Required task =>
Look through the material and copy each line holding "vízvétel".

Items =>
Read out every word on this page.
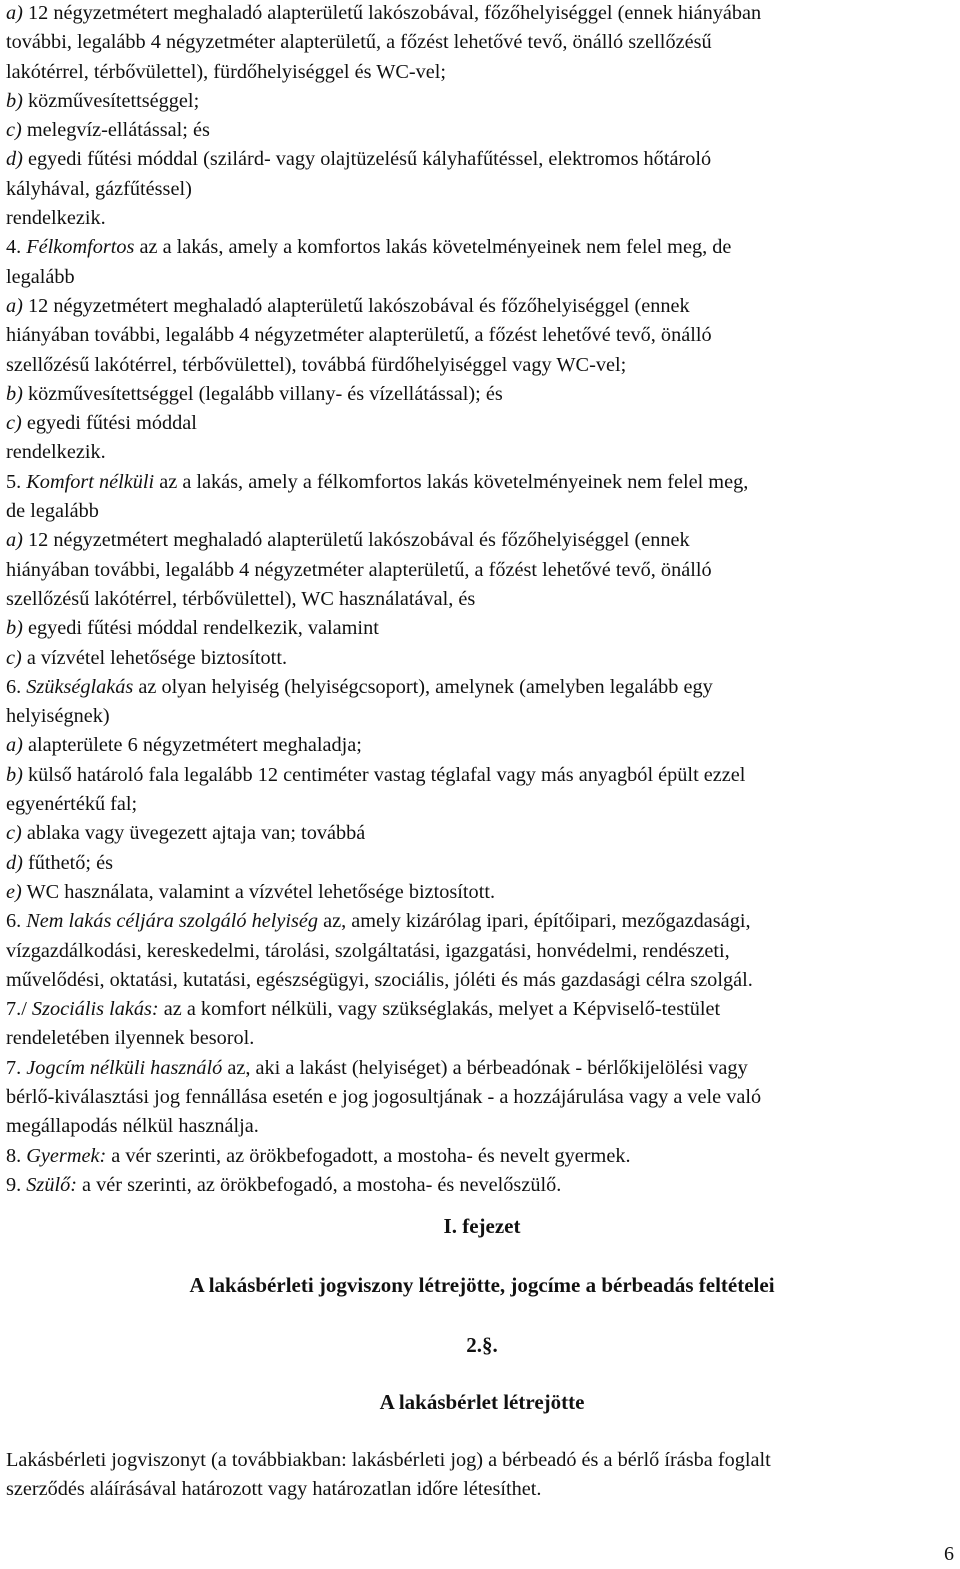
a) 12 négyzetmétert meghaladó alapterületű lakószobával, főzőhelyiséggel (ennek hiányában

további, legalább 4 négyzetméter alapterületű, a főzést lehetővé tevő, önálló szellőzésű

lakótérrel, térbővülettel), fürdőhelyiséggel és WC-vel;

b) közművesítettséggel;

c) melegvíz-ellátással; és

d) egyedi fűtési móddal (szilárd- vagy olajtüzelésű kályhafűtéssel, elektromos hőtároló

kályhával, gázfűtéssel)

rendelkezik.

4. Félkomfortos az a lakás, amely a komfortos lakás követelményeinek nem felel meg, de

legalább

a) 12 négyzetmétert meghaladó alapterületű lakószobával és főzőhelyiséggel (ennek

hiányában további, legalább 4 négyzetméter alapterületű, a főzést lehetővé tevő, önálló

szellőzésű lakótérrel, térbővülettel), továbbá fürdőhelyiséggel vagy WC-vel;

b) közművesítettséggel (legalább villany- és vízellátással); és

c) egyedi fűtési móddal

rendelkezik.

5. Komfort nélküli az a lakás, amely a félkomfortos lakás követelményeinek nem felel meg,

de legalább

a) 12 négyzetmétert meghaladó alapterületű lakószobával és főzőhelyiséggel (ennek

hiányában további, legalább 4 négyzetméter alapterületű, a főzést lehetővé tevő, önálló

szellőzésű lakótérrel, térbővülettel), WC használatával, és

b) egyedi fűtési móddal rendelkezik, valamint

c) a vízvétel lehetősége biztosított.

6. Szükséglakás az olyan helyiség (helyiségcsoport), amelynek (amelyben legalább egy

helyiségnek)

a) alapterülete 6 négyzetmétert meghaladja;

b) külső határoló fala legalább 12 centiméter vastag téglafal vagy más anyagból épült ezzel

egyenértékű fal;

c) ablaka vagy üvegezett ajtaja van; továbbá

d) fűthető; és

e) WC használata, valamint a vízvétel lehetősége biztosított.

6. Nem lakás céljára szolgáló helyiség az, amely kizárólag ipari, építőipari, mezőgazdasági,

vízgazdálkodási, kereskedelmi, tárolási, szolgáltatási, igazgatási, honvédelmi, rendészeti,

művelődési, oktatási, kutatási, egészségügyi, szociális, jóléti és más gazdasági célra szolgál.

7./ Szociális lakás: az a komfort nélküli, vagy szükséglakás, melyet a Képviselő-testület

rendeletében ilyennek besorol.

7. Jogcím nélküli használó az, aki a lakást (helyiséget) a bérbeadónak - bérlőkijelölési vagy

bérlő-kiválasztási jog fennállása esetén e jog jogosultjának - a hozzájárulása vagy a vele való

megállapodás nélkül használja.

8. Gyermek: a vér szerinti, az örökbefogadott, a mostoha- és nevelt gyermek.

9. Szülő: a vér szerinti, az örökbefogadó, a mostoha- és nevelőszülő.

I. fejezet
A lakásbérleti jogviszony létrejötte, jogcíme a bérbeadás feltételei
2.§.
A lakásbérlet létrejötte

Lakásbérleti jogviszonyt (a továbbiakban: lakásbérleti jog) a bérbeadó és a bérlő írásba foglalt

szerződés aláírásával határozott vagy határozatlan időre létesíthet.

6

--

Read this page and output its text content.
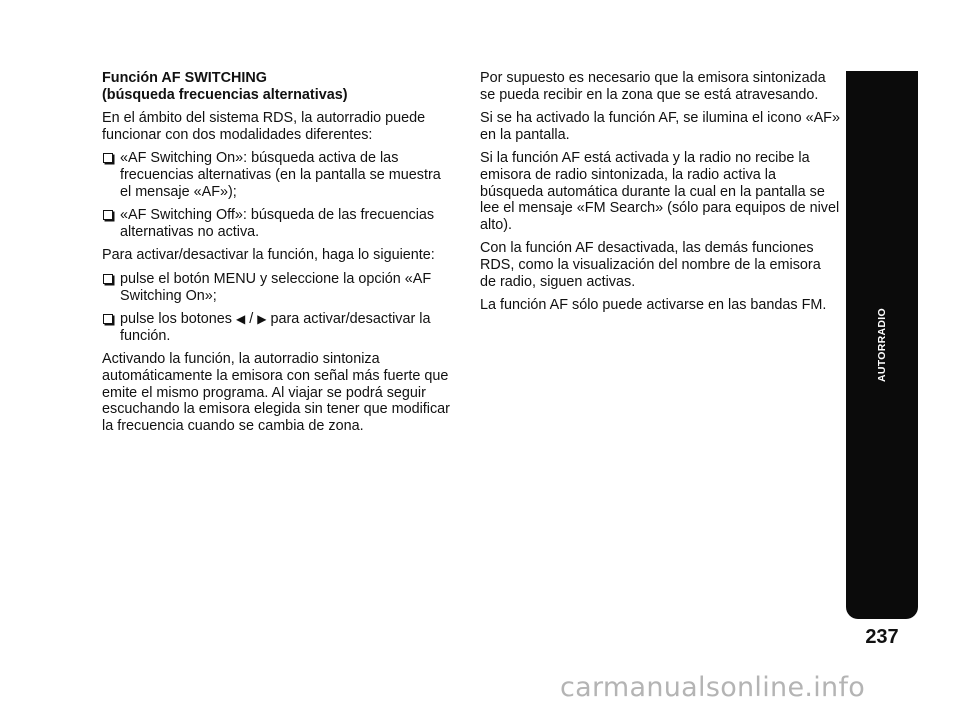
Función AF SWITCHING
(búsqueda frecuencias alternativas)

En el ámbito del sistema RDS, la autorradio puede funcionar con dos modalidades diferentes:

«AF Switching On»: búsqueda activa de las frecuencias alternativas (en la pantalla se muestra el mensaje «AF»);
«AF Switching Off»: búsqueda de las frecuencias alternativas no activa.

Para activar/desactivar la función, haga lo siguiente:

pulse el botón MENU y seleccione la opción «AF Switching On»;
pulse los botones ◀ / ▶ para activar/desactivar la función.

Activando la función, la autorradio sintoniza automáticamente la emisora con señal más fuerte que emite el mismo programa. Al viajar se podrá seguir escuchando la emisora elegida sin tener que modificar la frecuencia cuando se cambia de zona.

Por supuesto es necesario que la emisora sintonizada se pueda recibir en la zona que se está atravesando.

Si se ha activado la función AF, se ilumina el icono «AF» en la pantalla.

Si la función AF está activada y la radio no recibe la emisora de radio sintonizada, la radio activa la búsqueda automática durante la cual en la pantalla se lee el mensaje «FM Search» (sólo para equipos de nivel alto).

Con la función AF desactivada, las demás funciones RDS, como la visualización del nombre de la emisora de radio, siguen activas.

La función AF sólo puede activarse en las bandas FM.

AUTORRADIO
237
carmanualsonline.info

Result =>
c) a vízvétel lehetősége biztosított.
e) WC használata, valamint a vízvétel lehetősége biztosított.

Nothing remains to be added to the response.